Given instruction = Every line of the records must be repeated exactly; pictures stay out.

Dataset rows =
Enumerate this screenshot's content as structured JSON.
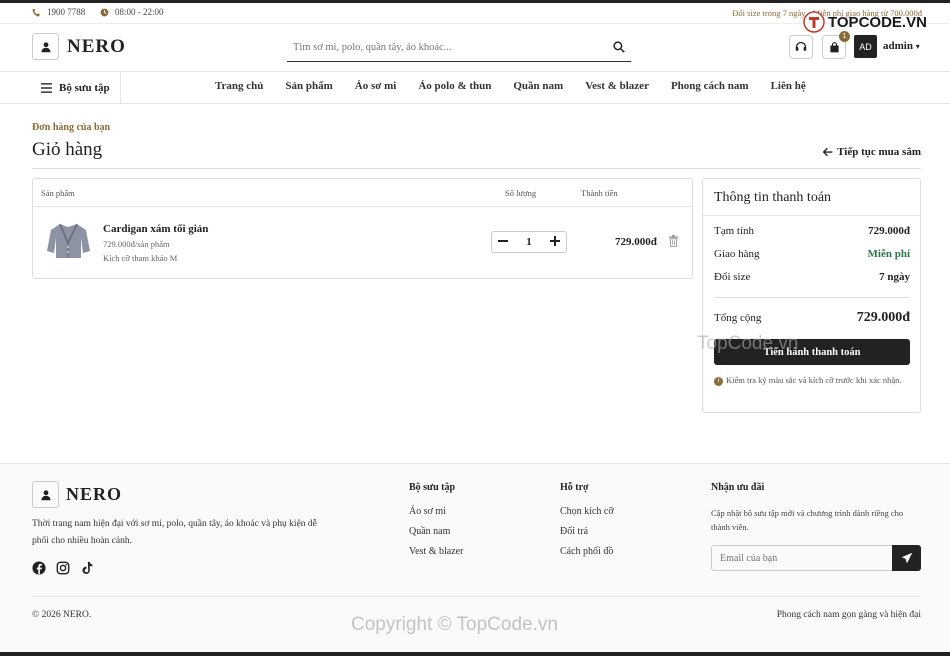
{
  "topbar": {
    "phone": "1900 7788",
    "hours": "08:00 - 22:00",
    "promo": "Đổi size trong 7 ngày · Miễn phí giao hàng từ 700.000đ"
  },
  "brand": {
    "name": "NERO"
  },
  "search": {
    "placeholder": "Tìm sơ mi, polo, quần tây, áo khoác..."
  },
  "header": {
    "cart_count": "1",
    "avatar_initials": "AD",
    "username": "admin"
  },
  "nav": {
    "collection_label": "Bộ sưu tập",
    "links": [
      "Trang chủ",
      "Sản phẩm",
      "Áo sơ mi",
      "Áo polo & thun",
      "Quần nam",
      "Vest & blazer",
      "Phong cách nam",
      "Liên hệ"
    ]
  },
  "page": {
    "eyebrow": "Đơn hàng của bạn",
    "title": "Giỏ hàng",
    "continue_label": "Tiếp tục mua sắm"
  },
  "cart": {
    "headers": {
      "product": "Sản phẩm",
      "quantity": "Số lượng",
      "total": "Thành tiền"
    },
    "items": [
      {
        "name": "Cardigan xám tối giản",
        "unit_price": "729.000đ/sản phẩm",
        "size_note": "Kích cỡ tham khảo M",
        "quantity": "1",
        "line_total": "729.000đ"
      }
    ]
  },
  "summary": {
    "title": "Thông tin thanh toán",
    "rows": [
      {
        "label": "Tạm tính",
        "value": "729.000đ"
      },
      {
        "label": "Giao hàng",
        "value": "Miễn phí"
      },
      {
        "label": "Đổi size",
        "value": "7 ngày"
      }
    ],
    "total_label": "Tổng cộng",
    "total_value": "729.000đ",
    "checkout_label": "Tiến hành thanh toán",
    "note": "Kiểm tra kỹ màu sắc và kích cỡ trước khi xác nhận."
  },
  "footer": {
    "description": "Thời trang nam hiện đại với sơ mi, polo, quần tây, áo khoác và phụ kiện dễ phối cho nhiều hoàn cảnh.",
    "col1": {
      "title": "Bộ sưu tập",
      "links": [
        "Áo sơ mi",
        "Quần nam",
        "Vest & blazer"
      ]
    },
    "col2": {
      "title": "Hỗ trợ",
      "links": [
        "Chọn kích cỡ",
        "Đổi trả",
        "Cách phối đồ"
      ]
    },
    "newsletter": {
      "title": "Nhận ưu đãi",
      "text": "Cập nhật bộ sưu tập mới và chương trình dành riêng cho thành viên.",
      "placeholder": "Email của bạn"
    },
    "copyright": "© 2026 NERO.",
    "tagline": "Phong cách nam gọn gàng và hiện đại"
  },
  "watermarks": {
    "logo": "TOPCODE.VN",
    "center": "TopCode.vn",
    "bottom": "Copyright © TopCode.vn"
  }
}
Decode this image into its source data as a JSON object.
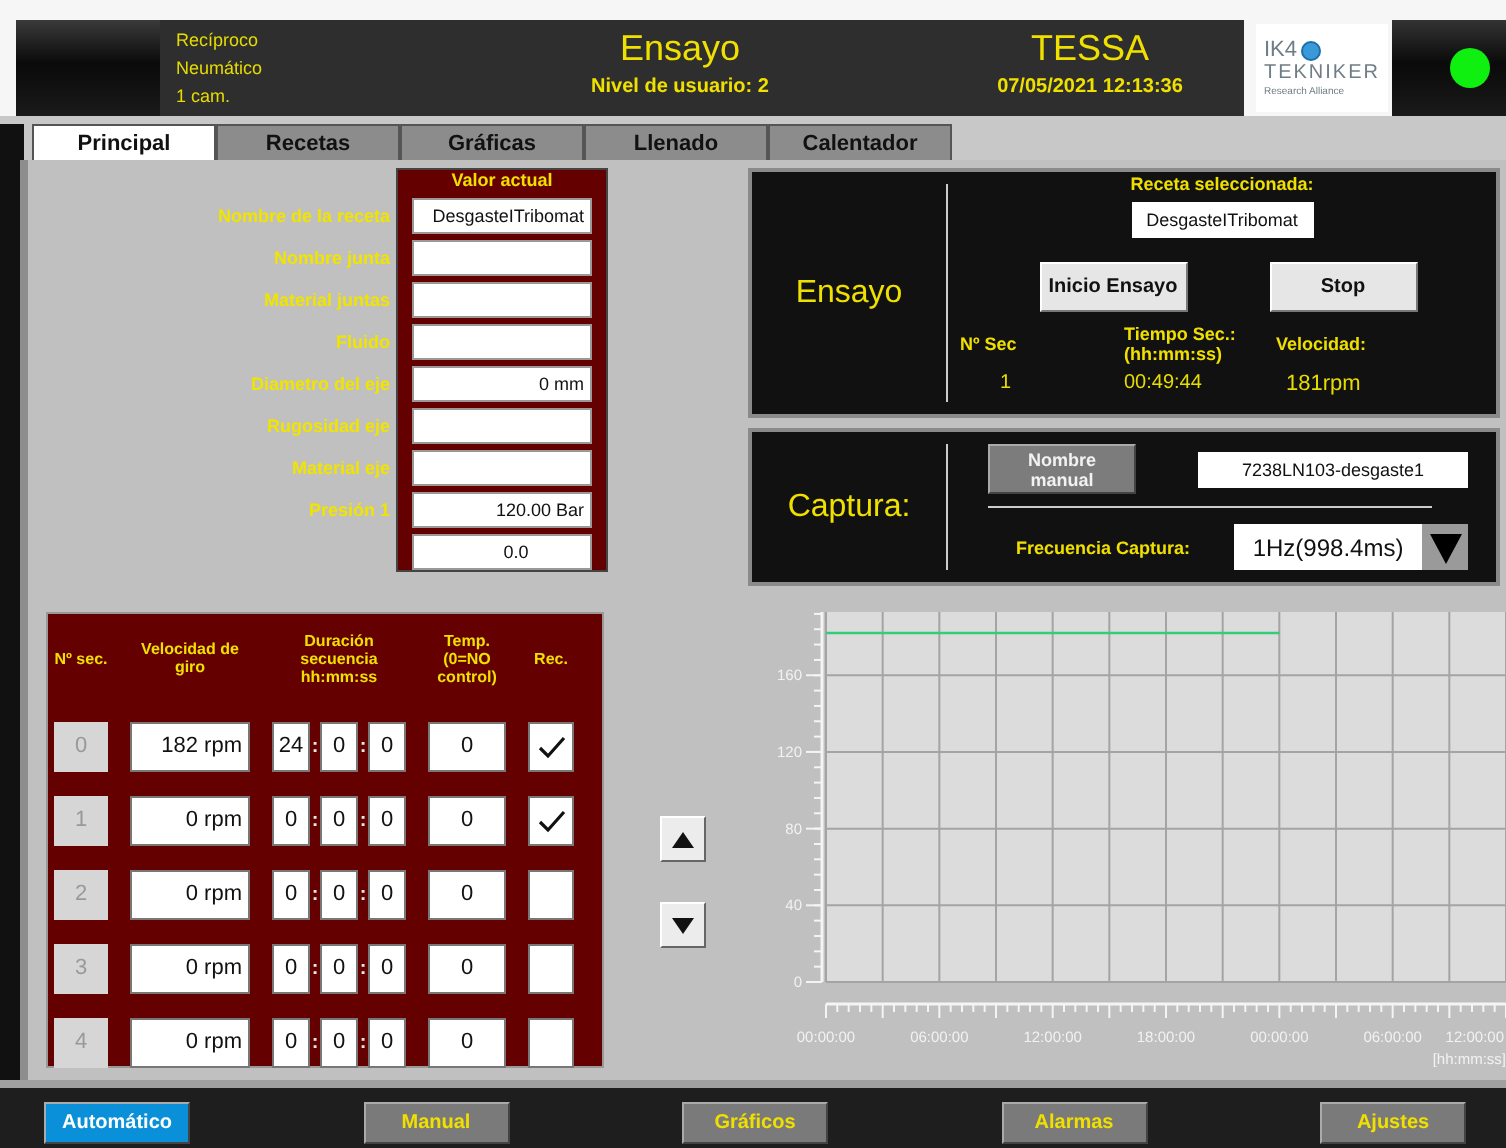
{
  "header": {
    "info_lines": [
      "Recíproco",
      "Neumático",
      "1 cam."
    ],
    "title": "Ensayo",
    "user_level": "Nivel de usuario: 2",
    "app_name": "TESSA",
    "datetime": "07/05/2021 12:13:36",
    "logo": {
      "line1": "IK4",
      "line2": "TEKNIKER",
      "tagline": "Research Alliance"
    },
    "status_on": true
  },
  "tabs": [
    {
      "label": "Principal",
      "selected": true
    },
    {
      "label": "Recetas",
      "selected": false
    },
    {
      "label": "Gráficas",
      "selected": false
    },
    {
      "label": "Llenado",
      "selected": false
    },
    {
      "label": "Calentador",
      "selected": false
    }
  ],
  "recipe": {
    "heading": "Valor actual",
    "fields": [
      {
        "label": "Nombre de la receta",
        "value": "DesgasteITribomat"
      },
      {
        "label": "Nombre junta"
      },
      {
        "label": "Material juntas"
      },
      {
        "label": "Fluido"
      },
      {
        "label": "Diametro del eje",
        "value": "0 mm"
      },
      {
        "label": "Rugosidad eje"
      },
      {
        "label": "Material eje"
      },
      {
        "label": "Presión 1",
        "value": "120.00  Bar"
      }
    ],
    "extra_value": "0.0"
  },
  "test_panel": {
    "title": "Ensayo",
    "recipe_label": "Receta seleccionada:",
    "recipe_value": "DesgasteITribomat",
    "buttons": [
      "Inicio Ensayo",
      "Stop"
    ],
    "stats": [
      {
        "label": "Nº Sec",
        "value": "1"
      },
      {
        "label": "Tiempo Sec.: (hh:mm:ss)",
        "value": "00:49:44"
      },
      {
        "label": "Velocidad:",
        "value": "181rpm"
      }
    ]
  },
  "capture_panel": {
    "title": "Captura:",
    "manual_button": "Nombre manual",
    "filename": "7238LN103-desgaste1",
    "frequency_label": "Frecuencia Captura:",
    "frequency_value": "1Hz(998.4ms)"
  },
  "sequence_table": {
    "columns": [
      "Nº sec.",
      "Velocidad de giro",
      "Duración secuencia hh:mm:ss",
      "Temp. (0=NO control)",
      "Rec."
    ],
    "separator": ":",
    "rows": [
      {
        "index": "0",
        "speed": "182 rpm",
        "hh": "24",
        "mm": "0",
        "ss": "0",
        "temp": "0",
        "rec": true
      },
      {
        "index": "1",
        "speed": "0 rpm",
        "hh": "0",
        "mm": "0",
        "ss": "0",
        "temp": "0",
        "rec": true
      },
      {
        "index": "2",
        "speed": "0 rpm",
        "hh": "0",
        "mm": "0",
        "ss": "0",
        "temp": "0",
        "rec": false
      },
      {
        "index": "3",
        "speed": "0 rpm",
        "hh": "0",
        "mm": "0",
        "ss": "0",
        "temp": "0",
        "rec": false
      },
      {
        "index": "4",
        "speed": "0 rpm",
        "hh": "0",
        "mm": "0",
        "ss": "0",
        "temp": "0",
        "rec": false
      }
    ]
  },
  "chart": {
    "chart_data": {
      "type": "line",
      "xlabel": "[hh:mm:ss]",
      "categories": [
        "00:00:00",
        "06:00:00",
        "12:00:00",
        "18:00:00",
        "00:00:00",
        "06:00:00",
        "12:00:00"
      ],
      "series": [
        {
          "color": "#33cc77",
          "values": [
            182,
            182,
            182,
            182,
            182,
            null,
            null
          ]
        }
      ],
      "ylim": [
        0,
        193
      ],
      "yticks": [
        0,
        40,
        80,
        120,
        160
      ],
      "grid": true
    }
  },
  "bottom_nav": [
    {
      "label": "Automático",
      "selected": true
    },
    {
      "label": "Manual",
      "selected": false
    },
    {
      "label": "Gráficos",
      "selected": false
    },
    {
      "label": "Alarmas",
      "selected": false
    },
    {
      "label": "Ajustes",
      "selected": false
    }
  ]
}
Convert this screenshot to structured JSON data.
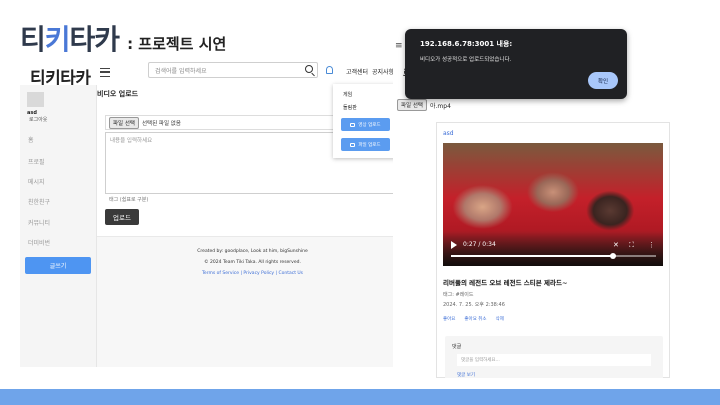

Expected output =
Enumerate this screenshot's content as structured JSON.
{
  "topbar": {
    "phone": "1900 7788",
    "hours": "08:00 - 22:00",
    "promo": "Đổi size trong 7 ngày · Miễn phí giao hàng từ 700.000đ"
  },
  "brand": {
    "name": "NERO"
  },
  "search": {
    "placeholder": "Tìm sơ mi, polo, quần tây, áo khoác..."
  },
  "header": {
    "cart_count": "1",
    "avatar_initials": "AD",
    "username": "admin"
  },
  "nav": {
    "collection_label": "Bộ sưu tập",
    "links": [
      "Trang chủ",
      "Sản phẩm",
      "Áo sơ mi",
      "Áo polo & thun",
      "Quần nam",
      "Vest & blazer",
      "Phong cách nam",
      "Liên hệ"
    ]
  },
  "page": {
    "eyebrow": "Đơn hàng của bạn",
    "title": "Giỏ hàng",
    "continue_label": "Tiếp tục mua sắm"
  },
  "cart": {
    "headers": {
      "product": "Sản phẩm",
      "quantity": "Số lượng",
      "total": "Thành tiền"
    },
    "items": [
      {
        "name": "Cardigan xám tối giản",
        "unit_price": "729.000đ/sản phẩm",
        "size_note": "Kích cỡ tham khảo M",
        "quantity": "1",
        "line_total": "729.000đ"
      }
    ]
  },
  "summary": {
    "title": "Thông tin thanh toán",
    "rows": [
      {
        "label": "Tạm tính",
        "value": "729.000đ"
      },
      {
        "label": "Giao hàng",
        "value": "Miễn phí"
      },
      {
        "label": "Đổi size",
        "value": "7 ngày"
      }
    ],
    "total_label": "Tổng cộng",
    "total_value": "729.000đ",
    "checkout_label": "Tiến hành thanh toán",
    "note": "Kiểm tra kỹ màu sắc và kích cỡ trước khi xác nhận."
  },
  "footer": {
    "description": "Thời trang nam hiện đại với sơ mi, polo, quần tây, áo khoác và phụ kiện dễ phối cho nhiều hoàn cảnh.",
    "col1": {
      "title": "Bộ sưu tập",
      "links": [
        "Áo sơ mi",
        "Quần nam",
        "Vest & blazer"
      ]
    },
    "col2": {
      "title": "Hỗ trợ",
      "links": [
        "Chọn kích cỡ",
        "Đổi trả",
        "Cách phối đồ"
      ]
    },
    "newsletter": {
      "title": "Nhận ưu đãi",
      "text": "Cập nhật bộ sưu tập mới và chương trình dành riêng cho thành viên.",
      "placeholder": "Email của bạn"
    },
    "copyright": "© 2026 NERO.",
    "tagline": "Phong cách nam gọn gàng và hiện đại"
  },
  "watermarks": {
    "logo": "TOPCODE.VN",
    "center": "TopCode.vn",
    "bottom": "Copyright © TopCode.vn"
  }
}
Decode this image into its source data as a JSON object.
{
  "header": {
    "info_lines": [
      "Recíproco",
      "Neumático",
      "1 cam."
    ],
    "title": "Ensayo",
    "user_level": "Nivel de usuario: 2",
    "app_name": "TESSA",
    "datetime": "07/05/2021 12:13:36",
    "logo": {
      "line1": "IK4",
      "line2": "TEKNIKER",
      "tagline": "Research Alliance"
    },
    "status_on": true
  },
  "tabs": [
    {
      "label": "Principal",
      "selected": true
    },
    {
      "label": "Recetas",
      "selected": false
    },
    {
      "label": "Gráficas",
      "selected": false
    },
    {
      "label": "Llenado",
      "selected": false
    },
    {
      "label": "Calentador",
      "selected": false
    }
  ],
  "recipe": {
    "heading": "Valor actual",
    "fields": [
      {
        "label": "Nombre de la receta",
        "value": "DesgasteITribomat"
      },
      {
        "label": "Nombre junta"
      },
      {
        "label": "Material juntas"
      },
      {
        "label": "Fluido"
      },
      {
        "label": "Diametro del eje",
        "value": "0 mm"
      },
      {
        "label": "Rugosidad eje"
      },
      {
        "label": "Material eje"
      },
      {
        "label": "Presión 1",
        "value": "120.00  Bar"
      }
    ],
    "extra_value": "0.0"
  },
  "test_panel": {
    "title": "Ensayo",
    "recipe_label": "Receta seleccionada:",
    "recipe_value": "DesgasteITribomat",
    "buttons": [
      "Inicio Ensayo",
      "Stop"
    ],
    "stats": [
      {
        "label": "Nº Sec",
        "value": "1"
      },
      {
        "label": "Tiempo Sec.: (hh:mm:ss)",
        "value": "00:49:44"
      },
      {
        "label": "Velocidad:",
        "value": "181rpm"
      }
    ]
  },
  "capture_panel": {
    "title": "Captura:",
    "manual_button": "Nombre manual",
    "filename": "7238LN103-desgaste1",
    "frequency_label": "Frecuencia Captura:",
    "frequency_value": "1Hz(998.4ms)"
  },
  "sequence_table": {
    "columns": [
      "Nº sec.",
      "Velocidad de giro",
      "Duración secuencia hh:mm:ss",
      "Temp. (0=NO control)",
      "Rec."
    ],
    "separator": ":",
    "rows": [
      {
        "index": "0",
        "speed": "182 rpm",
        "hh": "24",
        "mm": "0",
        "ss": "0",
        "temp": "0",
        "rec": true
      },
      {
        "index": "1",
        "speed": "0 rpm",
        "hh": "0",
        "mm": "0",
        "ss": "0",
        "temp": "0",
        "rec": true
      },
      {
        "index": "2",
        "speed": "0 rpm",
        "hh": "0",
        "mm": "0",
        "ss": "0",
        "temp": "0",
        "rec": false
      },
      {
        "index": "3",
        "speed": "0 rpm",
        "hh": "0",
        "mm": "0",
        "ss": "0",
        "temp": "0",
        "rec": false
      },
      {
        "index": "4",
        "speed": "0 rpm",
        "hh": "0",
        "mm": "0",
        "ss": "0",
        "temp": "0",
        "rec": false
      }
    ]
  },
  "chart": {
    "chart_data": {
      "type": "line",
      "xlabel": "[hh:mm:ss]",
      "categories": [
        "00:00:00",
        "06:00:00",
        "12:00:00",
        "18:00:00",
        "00:00:00",
        "06:00:00",
        "12:00:00"
      ],
      "series": [
        {
          "color": "#33cc77",
          "values": [
            182,
            182,
            182,
            182,
            182,
            null,
            null
          ]
        }
      ],
      "ylim": [
        0,
        193
      ],
      "yticks": [
        0,
        40,
        80,
        120,
        160
      ],
      "grid": true
    }
  },
  "bottom_nav": [
    {
      "label": "Automático",
      "selected": true
    },
    {
      "label": "Manual",
      "selected": false
    },
    {
      "label": "Gráficos",
      "selected": false
    },
    {
      "label": "Alarmas",
      "selected": false
    },
    {
      "label": "Ajustes",
      "selected": false
    }
  ]
}
Convert this screenshot to structured JSON data.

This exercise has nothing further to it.